[Stored data]
□ □ □
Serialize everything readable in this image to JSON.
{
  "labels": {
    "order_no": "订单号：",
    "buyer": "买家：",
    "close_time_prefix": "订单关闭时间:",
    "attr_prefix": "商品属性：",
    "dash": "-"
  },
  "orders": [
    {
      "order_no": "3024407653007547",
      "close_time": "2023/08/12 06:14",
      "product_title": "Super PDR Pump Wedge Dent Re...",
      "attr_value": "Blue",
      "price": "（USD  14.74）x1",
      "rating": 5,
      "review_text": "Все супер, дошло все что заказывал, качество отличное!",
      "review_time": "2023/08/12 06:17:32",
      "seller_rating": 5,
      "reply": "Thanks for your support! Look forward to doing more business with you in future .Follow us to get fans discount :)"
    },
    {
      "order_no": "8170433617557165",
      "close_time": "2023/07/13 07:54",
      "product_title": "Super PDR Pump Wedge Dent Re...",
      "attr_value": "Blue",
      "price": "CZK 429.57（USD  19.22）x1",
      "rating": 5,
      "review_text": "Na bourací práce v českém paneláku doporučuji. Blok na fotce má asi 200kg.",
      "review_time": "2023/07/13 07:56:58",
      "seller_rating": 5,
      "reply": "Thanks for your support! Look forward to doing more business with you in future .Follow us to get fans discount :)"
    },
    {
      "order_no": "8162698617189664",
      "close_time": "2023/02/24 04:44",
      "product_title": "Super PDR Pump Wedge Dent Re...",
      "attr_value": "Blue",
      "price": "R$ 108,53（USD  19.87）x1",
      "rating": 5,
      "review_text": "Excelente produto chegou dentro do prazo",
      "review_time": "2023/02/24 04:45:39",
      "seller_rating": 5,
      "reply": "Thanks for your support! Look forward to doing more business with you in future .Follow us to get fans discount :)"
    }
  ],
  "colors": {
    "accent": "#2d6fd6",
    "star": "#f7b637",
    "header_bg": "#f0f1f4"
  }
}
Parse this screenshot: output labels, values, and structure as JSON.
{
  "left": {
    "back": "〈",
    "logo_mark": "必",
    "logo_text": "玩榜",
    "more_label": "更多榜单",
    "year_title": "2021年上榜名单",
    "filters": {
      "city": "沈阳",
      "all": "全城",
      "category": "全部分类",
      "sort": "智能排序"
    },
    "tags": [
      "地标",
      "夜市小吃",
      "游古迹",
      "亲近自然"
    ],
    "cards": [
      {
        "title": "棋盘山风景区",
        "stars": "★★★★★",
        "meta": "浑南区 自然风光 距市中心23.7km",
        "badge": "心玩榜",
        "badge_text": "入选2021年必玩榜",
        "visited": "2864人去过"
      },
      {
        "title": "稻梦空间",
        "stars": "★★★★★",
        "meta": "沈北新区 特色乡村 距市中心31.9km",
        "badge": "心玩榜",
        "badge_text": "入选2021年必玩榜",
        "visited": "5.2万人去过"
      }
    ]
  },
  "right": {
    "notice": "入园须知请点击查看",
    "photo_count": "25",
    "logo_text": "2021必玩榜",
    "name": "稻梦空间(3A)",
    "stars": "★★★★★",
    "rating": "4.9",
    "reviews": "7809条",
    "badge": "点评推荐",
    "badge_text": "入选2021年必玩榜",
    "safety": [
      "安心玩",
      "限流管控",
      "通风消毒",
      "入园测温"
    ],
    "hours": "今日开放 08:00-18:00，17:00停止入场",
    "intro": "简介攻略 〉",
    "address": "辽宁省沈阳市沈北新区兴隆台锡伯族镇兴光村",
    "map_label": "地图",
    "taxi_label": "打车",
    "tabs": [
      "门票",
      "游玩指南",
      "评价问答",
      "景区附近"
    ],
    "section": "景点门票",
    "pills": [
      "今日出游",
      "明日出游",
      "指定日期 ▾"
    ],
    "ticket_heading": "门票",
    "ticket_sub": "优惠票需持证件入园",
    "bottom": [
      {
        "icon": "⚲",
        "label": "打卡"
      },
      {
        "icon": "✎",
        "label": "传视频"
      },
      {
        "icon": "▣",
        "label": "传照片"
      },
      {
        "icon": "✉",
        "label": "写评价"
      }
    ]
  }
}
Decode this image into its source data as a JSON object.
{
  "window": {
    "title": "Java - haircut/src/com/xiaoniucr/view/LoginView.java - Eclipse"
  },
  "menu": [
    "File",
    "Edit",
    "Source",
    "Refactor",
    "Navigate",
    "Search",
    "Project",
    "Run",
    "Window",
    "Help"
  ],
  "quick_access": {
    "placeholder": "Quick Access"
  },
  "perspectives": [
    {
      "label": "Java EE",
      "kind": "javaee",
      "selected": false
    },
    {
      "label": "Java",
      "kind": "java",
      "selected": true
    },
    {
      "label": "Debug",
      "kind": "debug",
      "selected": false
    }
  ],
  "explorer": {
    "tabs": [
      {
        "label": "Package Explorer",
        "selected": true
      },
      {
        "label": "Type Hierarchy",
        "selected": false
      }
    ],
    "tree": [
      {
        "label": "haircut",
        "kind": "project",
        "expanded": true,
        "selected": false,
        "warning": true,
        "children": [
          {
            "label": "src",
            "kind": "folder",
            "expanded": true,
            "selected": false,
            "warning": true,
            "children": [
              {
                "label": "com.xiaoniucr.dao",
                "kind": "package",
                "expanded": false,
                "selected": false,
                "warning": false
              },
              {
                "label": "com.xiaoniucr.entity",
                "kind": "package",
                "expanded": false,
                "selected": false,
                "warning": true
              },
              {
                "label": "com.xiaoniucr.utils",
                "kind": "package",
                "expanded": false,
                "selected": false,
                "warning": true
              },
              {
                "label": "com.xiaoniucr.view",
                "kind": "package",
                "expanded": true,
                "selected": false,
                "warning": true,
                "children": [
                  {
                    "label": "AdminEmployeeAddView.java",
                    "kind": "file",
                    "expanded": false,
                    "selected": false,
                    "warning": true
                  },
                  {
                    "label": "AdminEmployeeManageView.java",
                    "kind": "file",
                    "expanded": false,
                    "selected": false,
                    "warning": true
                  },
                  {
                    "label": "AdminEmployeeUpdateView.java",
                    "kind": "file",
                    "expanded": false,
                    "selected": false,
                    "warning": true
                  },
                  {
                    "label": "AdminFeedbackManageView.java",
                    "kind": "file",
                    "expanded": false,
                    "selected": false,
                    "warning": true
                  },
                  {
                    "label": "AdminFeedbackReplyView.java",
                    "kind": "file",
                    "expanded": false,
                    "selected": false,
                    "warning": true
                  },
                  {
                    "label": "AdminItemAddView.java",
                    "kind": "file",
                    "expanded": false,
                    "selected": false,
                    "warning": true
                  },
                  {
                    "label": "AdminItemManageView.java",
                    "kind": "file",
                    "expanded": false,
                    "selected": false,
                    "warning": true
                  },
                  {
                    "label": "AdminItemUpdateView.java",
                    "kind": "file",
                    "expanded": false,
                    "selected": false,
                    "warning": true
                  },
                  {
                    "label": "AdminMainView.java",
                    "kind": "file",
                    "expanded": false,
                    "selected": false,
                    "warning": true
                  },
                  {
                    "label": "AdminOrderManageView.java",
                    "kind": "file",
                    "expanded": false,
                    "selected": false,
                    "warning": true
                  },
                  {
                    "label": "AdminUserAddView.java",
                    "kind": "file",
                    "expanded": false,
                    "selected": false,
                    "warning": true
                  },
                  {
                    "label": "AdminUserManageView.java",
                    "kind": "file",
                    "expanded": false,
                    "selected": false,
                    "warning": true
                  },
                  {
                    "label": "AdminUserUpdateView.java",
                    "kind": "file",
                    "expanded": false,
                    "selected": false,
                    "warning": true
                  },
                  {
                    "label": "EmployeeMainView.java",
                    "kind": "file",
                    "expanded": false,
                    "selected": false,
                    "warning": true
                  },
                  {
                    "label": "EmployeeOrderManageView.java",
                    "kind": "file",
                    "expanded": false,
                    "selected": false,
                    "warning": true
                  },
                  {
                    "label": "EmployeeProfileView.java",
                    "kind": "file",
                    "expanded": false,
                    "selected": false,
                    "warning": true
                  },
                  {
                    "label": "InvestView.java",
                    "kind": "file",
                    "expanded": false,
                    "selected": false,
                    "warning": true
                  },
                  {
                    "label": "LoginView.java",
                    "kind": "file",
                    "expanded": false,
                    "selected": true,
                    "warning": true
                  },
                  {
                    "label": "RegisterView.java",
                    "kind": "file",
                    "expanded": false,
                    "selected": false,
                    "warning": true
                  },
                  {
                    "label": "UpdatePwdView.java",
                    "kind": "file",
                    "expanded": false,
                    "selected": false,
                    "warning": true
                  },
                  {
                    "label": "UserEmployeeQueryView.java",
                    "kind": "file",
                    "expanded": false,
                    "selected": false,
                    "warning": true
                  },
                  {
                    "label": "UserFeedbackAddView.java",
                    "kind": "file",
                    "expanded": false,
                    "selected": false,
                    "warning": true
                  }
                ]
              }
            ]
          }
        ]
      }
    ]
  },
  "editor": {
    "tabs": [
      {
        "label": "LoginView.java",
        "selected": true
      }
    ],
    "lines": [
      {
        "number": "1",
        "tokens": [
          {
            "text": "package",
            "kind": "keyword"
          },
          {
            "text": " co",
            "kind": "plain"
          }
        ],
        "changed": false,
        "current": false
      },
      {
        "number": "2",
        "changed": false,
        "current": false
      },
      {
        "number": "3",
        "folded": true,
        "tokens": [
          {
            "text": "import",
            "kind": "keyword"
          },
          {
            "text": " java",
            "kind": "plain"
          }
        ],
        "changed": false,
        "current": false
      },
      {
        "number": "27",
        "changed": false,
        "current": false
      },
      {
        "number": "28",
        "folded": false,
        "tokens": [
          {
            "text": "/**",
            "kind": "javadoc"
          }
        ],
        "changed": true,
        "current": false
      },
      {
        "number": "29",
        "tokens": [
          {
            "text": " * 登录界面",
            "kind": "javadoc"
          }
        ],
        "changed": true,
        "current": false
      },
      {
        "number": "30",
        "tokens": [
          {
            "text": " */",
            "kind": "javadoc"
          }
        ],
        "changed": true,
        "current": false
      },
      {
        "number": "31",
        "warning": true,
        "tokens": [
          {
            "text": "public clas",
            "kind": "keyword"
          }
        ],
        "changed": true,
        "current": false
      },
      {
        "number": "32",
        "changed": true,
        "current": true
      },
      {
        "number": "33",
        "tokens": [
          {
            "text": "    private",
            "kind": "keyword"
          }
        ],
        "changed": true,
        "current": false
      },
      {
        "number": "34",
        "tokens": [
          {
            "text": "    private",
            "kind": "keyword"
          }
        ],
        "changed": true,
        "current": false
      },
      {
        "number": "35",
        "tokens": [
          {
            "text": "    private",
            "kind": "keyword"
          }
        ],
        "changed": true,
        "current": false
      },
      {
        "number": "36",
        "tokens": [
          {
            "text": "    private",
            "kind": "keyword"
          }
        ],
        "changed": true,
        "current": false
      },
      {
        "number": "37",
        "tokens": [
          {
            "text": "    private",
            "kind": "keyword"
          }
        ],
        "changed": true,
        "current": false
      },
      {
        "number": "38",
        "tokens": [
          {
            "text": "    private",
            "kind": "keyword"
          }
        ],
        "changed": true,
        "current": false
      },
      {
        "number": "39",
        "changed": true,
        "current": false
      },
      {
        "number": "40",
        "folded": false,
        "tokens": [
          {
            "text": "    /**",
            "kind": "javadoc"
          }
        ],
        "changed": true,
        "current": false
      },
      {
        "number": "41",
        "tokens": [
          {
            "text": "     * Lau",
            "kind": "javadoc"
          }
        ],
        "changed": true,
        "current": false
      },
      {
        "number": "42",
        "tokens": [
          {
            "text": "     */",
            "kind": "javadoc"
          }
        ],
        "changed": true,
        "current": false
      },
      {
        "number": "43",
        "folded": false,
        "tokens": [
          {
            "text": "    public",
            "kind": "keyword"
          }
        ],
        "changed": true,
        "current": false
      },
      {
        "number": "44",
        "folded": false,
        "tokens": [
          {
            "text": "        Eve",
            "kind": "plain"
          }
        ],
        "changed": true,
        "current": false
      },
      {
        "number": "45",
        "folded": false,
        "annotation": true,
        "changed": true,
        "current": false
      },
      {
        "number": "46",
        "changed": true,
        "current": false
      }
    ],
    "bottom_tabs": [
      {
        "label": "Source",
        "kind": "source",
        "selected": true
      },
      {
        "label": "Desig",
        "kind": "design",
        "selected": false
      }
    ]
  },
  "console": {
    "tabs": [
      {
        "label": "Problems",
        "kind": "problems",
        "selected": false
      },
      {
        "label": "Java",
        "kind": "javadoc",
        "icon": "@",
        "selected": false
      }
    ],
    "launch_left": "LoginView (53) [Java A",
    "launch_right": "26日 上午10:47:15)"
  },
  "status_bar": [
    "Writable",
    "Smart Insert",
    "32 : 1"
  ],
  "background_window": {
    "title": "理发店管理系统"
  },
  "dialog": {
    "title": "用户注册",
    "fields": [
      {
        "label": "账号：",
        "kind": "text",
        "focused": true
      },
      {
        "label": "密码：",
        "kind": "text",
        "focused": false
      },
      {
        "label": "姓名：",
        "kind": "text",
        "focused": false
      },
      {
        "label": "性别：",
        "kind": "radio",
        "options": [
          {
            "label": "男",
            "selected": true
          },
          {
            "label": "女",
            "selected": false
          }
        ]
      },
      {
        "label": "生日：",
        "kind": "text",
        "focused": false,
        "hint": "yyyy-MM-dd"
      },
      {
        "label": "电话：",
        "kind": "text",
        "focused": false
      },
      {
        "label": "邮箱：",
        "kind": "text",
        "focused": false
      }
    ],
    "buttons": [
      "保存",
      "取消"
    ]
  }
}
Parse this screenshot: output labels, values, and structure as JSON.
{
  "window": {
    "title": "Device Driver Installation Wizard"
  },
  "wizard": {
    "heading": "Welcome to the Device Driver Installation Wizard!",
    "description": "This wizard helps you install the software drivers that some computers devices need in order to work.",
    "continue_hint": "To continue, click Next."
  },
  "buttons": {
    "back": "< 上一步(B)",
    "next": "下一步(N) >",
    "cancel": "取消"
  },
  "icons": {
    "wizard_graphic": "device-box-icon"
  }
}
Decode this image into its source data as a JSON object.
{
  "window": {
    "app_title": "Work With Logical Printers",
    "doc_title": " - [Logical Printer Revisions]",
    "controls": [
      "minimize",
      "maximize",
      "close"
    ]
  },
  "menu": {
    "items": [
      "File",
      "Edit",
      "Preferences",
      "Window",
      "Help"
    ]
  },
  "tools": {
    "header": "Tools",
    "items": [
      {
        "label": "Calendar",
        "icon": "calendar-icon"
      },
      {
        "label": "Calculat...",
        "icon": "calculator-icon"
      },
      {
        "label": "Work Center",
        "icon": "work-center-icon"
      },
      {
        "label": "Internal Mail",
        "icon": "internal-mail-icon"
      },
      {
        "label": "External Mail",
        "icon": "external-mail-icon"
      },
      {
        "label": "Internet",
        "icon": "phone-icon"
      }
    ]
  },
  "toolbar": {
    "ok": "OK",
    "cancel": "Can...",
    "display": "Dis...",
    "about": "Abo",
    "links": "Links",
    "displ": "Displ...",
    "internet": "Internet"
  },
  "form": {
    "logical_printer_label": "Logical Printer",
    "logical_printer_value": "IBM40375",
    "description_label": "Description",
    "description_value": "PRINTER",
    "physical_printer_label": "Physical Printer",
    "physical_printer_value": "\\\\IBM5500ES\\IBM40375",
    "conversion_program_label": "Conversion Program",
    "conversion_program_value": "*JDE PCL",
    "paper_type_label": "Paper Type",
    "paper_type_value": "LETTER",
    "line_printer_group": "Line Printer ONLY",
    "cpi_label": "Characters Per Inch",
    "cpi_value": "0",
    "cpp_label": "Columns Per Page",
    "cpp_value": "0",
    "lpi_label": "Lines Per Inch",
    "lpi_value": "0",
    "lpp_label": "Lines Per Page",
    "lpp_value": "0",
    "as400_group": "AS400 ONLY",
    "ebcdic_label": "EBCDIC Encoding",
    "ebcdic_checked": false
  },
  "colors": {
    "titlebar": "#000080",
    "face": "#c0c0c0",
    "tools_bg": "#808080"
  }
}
□ □ □
* INSTRUCTIONS TO FOLLOW *
Copy the lines from the entries above in which the word "xiaoniucr" appears.

* TASK RESULT *
    "title": "Java - haircut/src/com/xiaoniucr/view/LoginView.java - Eclipse"
                "label": "com.xiaoniucr.dao",
                "label": "com.xiaoniucr.entity",
                "label": "com.xiaoniucr.utils",
                "label": "com.xiaoniucr.view",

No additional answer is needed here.